• [THE PROBLEM]:
Can you write out all of the material below, word for word?

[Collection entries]
* START *

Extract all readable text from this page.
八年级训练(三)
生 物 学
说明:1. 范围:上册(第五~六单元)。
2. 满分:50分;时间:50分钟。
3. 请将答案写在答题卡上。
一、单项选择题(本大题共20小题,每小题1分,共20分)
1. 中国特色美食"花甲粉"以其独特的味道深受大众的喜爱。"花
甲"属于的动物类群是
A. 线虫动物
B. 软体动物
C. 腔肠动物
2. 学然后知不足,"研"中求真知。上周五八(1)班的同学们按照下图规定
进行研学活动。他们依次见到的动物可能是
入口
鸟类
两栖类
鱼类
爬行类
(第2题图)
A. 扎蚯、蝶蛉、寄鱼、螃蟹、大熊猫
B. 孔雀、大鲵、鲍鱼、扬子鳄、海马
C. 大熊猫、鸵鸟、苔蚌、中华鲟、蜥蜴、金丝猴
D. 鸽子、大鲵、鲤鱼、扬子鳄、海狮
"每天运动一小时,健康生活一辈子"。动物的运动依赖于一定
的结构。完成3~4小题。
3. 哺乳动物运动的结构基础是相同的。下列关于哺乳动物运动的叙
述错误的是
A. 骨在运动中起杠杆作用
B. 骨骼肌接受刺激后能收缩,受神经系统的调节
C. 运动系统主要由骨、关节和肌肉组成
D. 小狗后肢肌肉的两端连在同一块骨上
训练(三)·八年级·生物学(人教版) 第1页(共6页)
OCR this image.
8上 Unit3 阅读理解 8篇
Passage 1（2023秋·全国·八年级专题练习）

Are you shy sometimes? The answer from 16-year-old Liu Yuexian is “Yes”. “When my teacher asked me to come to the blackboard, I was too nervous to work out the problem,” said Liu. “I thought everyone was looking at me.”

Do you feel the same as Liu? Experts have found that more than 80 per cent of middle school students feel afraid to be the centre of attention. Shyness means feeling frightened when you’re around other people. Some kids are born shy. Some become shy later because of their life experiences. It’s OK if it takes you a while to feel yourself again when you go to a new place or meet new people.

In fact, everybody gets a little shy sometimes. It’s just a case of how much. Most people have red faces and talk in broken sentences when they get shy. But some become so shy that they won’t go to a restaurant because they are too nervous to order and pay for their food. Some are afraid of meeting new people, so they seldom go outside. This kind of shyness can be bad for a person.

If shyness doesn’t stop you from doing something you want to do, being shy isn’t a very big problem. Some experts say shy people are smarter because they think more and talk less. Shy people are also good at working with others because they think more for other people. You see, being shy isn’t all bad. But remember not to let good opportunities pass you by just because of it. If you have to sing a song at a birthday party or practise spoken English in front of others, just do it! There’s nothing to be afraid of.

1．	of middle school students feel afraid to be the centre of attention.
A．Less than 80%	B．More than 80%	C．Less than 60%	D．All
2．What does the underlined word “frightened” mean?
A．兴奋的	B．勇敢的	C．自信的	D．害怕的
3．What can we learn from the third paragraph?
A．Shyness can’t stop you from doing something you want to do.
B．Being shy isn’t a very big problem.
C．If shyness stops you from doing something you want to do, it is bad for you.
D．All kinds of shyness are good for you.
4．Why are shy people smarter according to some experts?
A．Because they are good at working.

* END *

• [ANSWER TO THIS TASK]:
Extract all readable text from this page.
八年级训练(三)
生 物 学
说明:1. 范围:上册(第五~六单元)。
2. 满分:50分;时间:50分钟。
3. 请将答案写在答题卡上。
一、单项选择题(本大题共20小题,每小题1分,共20分)
1. 中国特色美食"花甲粉"以其独特的味道深受大众的喜爱。"花
甲"属于的动物类群是
A. 线虫动物
B. 软体动物
C. 腔肠动物
2. 学然后知不足,"研"中求真知。上周五八(1)班的同学们按照下图规定
进行研学活动。他们依次见到的动物可能是
入口
鸟类
两栖类
鱼类
爬行类
(第2题图)
A. 扎蚯、蝶蛉、寄鱼、螃蟹、大熊猫
B. 孔雀、大鲵、鲍鱼、扬子鳄、海马
C. 大熊猫、鸵鸟、苔蚌、中华鲟、蜥蜴、金丝猴
D. 鸽子、大鲵、鲤鱼、扬子鳄、海狮
"每天运动一小时,健康生活一辈子"。动物的运动依赖于一定
的结构。完成3~4小题。
3. 哺乳动物运动的结构基础是相同的。下列关于哺乳动物运动的叙
述错误的是
A. 骨在运动中起杠杆作用
B. 骨骼肌接受刺激后能收缩,受神经系统的调节
C. 运动系统主要由骨、关节和肌肉组成
D. 小狗后肢肌肉的两端连在同一块骨上
训练(三)·八年级·生物学(人教版) 第1页(共6页)
OCR this image.
8上 Unit3 阅读理解 8篇
Passage 1（2023秋·全国·八年级专题练习）

Are you shy sometimes? The answer from 16-year-old Liu Yuexian is “Yes”. “When my teacher asked me to come to the blackboard, I was too nervous to work out the problem,” said Liu. “I thought everyone was looking at me.”

Do you feel the same as Liu? Experts have found that more than 80 per cent of middle school students feel afraid to be the centre of attention. Shyness means feeling frightened when you’re around other people. Some kids are born shy. Some become shy later because of their life experiences. It’s OK if it takes you a while to feel yourself again when you go to a new place or meet new people.

In fact, everybody gets a little shy sometimes. It’s just a case of how much. Most people have red faces and talk in broken sentences when they get shy. But some become so shy that they won’t go to a restaurant because they are too nervous to order and pay for their food. Some are afraid of meeting new people, so they seldom go outside. This kind of shyness can be bad for a person.

If shyness doesn’t stop you from doing something you want to do, being shy isn’t a very big problem. Some experts say shy people are smarter because they think more and talk less. Shy people are also good at working with others because they think more for other people. You see, being shy isn’t all bad. But remember not to let good opportunities pass you by just because of it. If you have to sing a song at a birthday party or practise spoken English in front of others, just do it! There’s nothing to be afraid of.

1．	of middle school students feel afraid to be the centre of attention.
A．Less than 80%	B．More than 80%	C．Less than 60%	D．All
2．What does the underlined word “frightened” mean?
A．兴奋的	B．勇敢的	C．自信的	D．害怕的
3．What can we learn from the third paragraph?
A．Shyness can’t stop you from doing something you want to do.
B．Being shy isn’t a very big problem.
C．If shyness stops you from doing something you want to do, it is bad for you.
D．All kinds of shyness are good for you.
4．Why are shy people smarter according to some experts?
A．Because they are good at working.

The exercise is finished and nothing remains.